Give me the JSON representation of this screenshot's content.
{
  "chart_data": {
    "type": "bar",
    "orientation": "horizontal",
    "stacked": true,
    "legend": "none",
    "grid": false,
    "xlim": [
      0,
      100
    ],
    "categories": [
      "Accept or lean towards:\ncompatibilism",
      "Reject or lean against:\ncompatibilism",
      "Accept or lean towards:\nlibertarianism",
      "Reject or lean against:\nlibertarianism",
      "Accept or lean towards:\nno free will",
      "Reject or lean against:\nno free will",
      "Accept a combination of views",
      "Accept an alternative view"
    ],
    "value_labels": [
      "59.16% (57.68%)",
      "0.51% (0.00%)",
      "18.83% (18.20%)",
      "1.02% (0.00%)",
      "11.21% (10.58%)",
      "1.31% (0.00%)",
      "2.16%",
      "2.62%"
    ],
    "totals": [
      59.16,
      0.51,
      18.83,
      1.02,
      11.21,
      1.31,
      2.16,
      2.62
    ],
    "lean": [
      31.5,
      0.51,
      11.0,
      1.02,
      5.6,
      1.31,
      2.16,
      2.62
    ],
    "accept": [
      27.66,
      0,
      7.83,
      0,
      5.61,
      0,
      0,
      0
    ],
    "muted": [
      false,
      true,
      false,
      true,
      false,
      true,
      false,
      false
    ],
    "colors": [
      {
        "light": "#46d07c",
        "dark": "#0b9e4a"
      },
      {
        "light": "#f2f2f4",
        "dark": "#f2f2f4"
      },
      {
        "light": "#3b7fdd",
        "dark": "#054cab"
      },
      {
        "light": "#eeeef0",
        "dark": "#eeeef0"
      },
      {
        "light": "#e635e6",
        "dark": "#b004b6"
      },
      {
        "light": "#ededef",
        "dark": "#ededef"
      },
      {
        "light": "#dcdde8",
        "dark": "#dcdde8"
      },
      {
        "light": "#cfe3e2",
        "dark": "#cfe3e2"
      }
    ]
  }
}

____________________

Take the entries above and transcribe them exactly.

* **THE REPLY**:
Give me the JSON representation of this screenshot's content.
{
  "chart_data": {
    "type": "bar",
    "orientation": "horizontal",
    "stacked": true,
    "legend": "none",
    "grid": false,
    "xlim": [
      0,
      100
    ],
    "categories": [
      "Accept or lean towards:\ncompatibilism",
      "Reject or lean against:\ncompatibilism",
      "Accept or lean towards:\nlibertarianism",
      "Reject or lean against:\nlibertarianism",
      "Accept or lean towards:\nno free will",
      "Reject or lean against:\nno free will",
      "Accept a combination of views",
      "Accept an alternative view"
    ],
    "value_labels": [
      "59.16% (57.68%)",
      "0.51% (0.00%)",
      "18.83% (18.20%)",
      "1.02% (0.00%)",
      "11.21% (10.58%)",
      "1.31% (0.00%)",
      "2.16%",
      "2.62%"
    ],
    "totals": [
      59.16,
      0.51,
      18.83,
      1.02,
      11.21,
      1.31,
      2.16,
      2.62
    ],
    "lean": [
      31.5,
      0.51,
      11.0,
      1.02,
      5.6,
      1.31,
      2.16,
      2.62
    ],
    "accept": [
      27.66,
      0,
      7.83,
      0,
      5.61,
      0,
      0,
      0
    ],
    "muted": [
      false,
      true,
      false,
      true,
      false,
      true,
      false,
      false
    ],
    "colors": [
      {
        "light": "#46d07c",
        "dark": "#0b9e4a"
      },
      {
        "light": "#f2f2f4",
        "dark": "#f2f2f4"
      },
      {
        "light": "#3b7fdd",
        "dark": "#054cab"
      },
      {
        "light": "#eeeef0",
        "dark": "#eeeef0"
      },
      {
        "light": "#e635e6",
        "dark": "#b004b6"
      },
      {
        "light": "#ededef",
        "dark": "#ededef"
      },
      {
        "light": "#dcdde8",
        "dark": "#dcdde8"
      },
      {
        "light": "#cfe3e2",
        "dark": "#cfe3e2"
      }
    ]
  }
}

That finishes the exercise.